YOUR TASK
Copy, from the entries below, each line in which the string "text" appears.

SUPPLIED MATERIAL
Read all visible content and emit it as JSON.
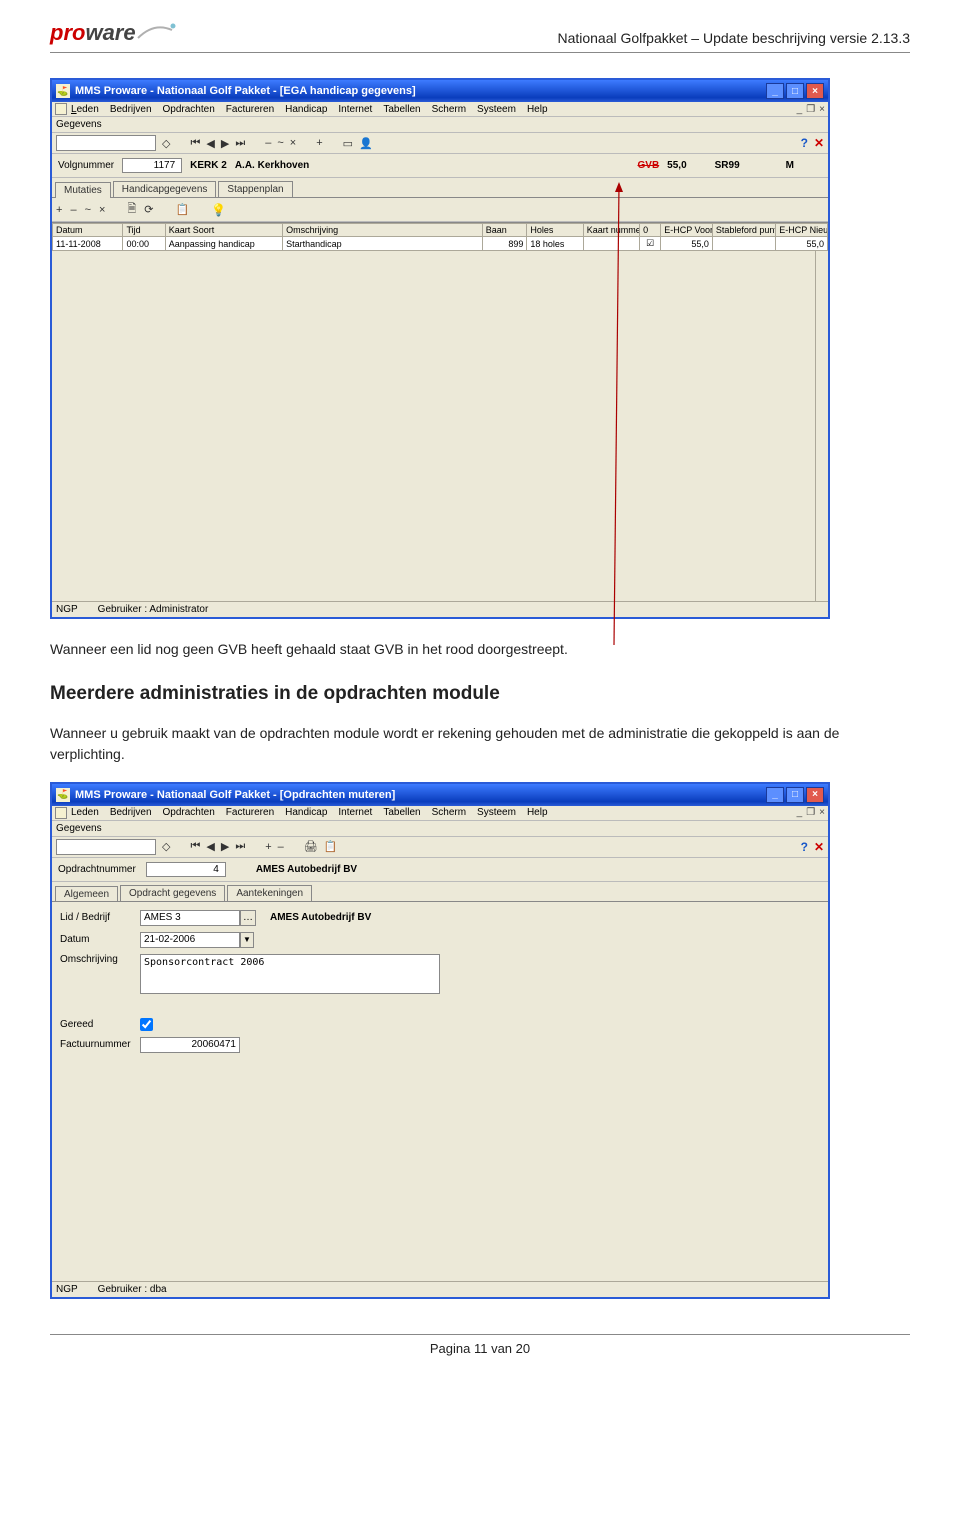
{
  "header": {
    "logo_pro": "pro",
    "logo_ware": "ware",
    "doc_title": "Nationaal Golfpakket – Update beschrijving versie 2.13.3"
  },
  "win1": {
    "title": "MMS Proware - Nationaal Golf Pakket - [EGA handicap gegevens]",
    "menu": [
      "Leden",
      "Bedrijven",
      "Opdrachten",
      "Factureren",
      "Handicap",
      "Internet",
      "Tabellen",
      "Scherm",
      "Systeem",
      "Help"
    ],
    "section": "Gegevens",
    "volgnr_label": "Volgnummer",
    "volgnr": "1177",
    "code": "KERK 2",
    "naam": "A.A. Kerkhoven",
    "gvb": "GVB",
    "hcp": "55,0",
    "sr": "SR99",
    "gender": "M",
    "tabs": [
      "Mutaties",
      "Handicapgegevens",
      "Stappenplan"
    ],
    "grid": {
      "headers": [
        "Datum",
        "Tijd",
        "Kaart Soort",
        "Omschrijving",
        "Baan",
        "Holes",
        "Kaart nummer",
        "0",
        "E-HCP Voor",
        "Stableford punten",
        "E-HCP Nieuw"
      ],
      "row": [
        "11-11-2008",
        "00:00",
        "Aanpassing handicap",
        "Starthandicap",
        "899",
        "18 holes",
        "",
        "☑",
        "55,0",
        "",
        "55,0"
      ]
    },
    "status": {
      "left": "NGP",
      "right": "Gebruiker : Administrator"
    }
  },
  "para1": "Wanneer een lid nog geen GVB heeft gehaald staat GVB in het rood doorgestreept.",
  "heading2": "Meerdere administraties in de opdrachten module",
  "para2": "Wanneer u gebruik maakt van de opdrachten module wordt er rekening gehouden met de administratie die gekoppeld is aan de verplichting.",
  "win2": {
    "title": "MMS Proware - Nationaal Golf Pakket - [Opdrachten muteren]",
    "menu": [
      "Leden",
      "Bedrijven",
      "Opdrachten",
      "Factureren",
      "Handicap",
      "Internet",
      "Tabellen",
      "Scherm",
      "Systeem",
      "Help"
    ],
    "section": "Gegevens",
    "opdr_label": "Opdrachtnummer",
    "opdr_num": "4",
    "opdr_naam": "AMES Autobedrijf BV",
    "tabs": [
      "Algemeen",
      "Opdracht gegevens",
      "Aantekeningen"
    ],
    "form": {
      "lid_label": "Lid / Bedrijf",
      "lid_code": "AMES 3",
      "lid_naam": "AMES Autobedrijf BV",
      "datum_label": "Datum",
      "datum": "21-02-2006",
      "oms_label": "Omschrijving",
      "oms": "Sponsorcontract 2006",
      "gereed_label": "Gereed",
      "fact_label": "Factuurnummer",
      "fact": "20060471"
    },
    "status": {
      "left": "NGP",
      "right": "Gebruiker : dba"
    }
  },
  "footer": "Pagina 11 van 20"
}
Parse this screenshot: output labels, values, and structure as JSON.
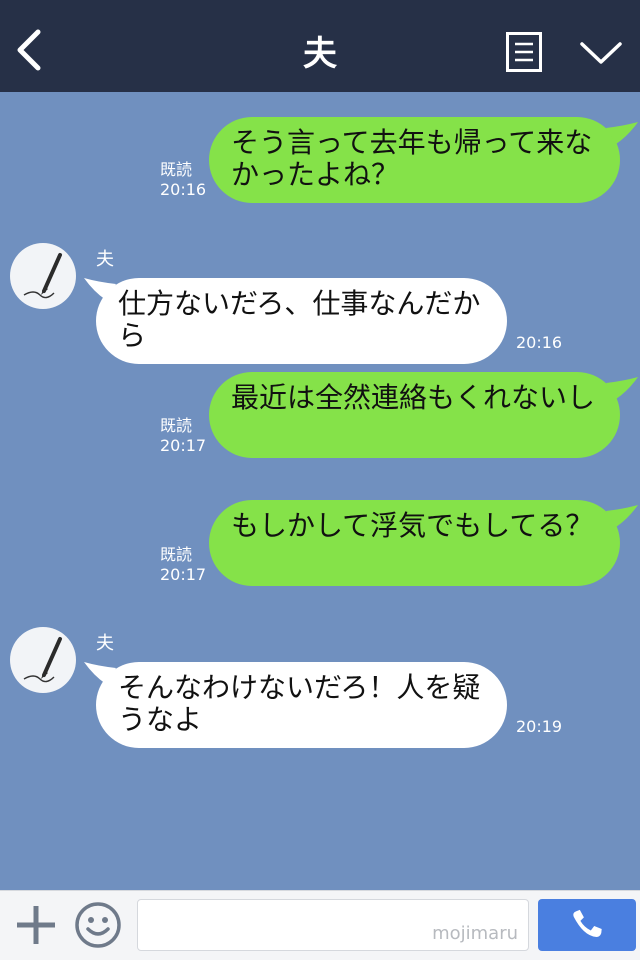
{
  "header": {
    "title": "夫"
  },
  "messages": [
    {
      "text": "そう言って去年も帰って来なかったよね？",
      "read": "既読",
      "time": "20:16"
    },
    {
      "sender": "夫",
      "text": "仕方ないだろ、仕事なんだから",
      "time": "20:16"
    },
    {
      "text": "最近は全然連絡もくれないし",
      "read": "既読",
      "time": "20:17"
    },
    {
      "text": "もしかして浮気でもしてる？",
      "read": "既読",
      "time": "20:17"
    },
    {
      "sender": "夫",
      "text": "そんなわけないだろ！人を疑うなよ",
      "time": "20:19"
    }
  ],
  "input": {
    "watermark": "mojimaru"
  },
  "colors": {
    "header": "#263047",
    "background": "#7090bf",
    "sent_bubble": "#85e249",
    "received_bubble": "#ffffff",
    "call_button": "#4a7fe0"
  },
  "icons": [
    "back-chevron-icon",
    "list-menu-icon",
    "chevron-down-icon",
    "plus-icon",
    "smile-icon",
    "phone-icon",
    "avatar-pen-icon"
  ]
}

SOLUTION TO THE PROBLEM
      "text": "そう言って去年も帰って来なかったよね？",
      "text": "仕方ないだろ、仕事なんだから",
      "text": "最近は全然連絡もくれないし",
      "text": "もしかして浮気でもしてる？",
      "text": "そんなわけないだろ！人を疑うなよ",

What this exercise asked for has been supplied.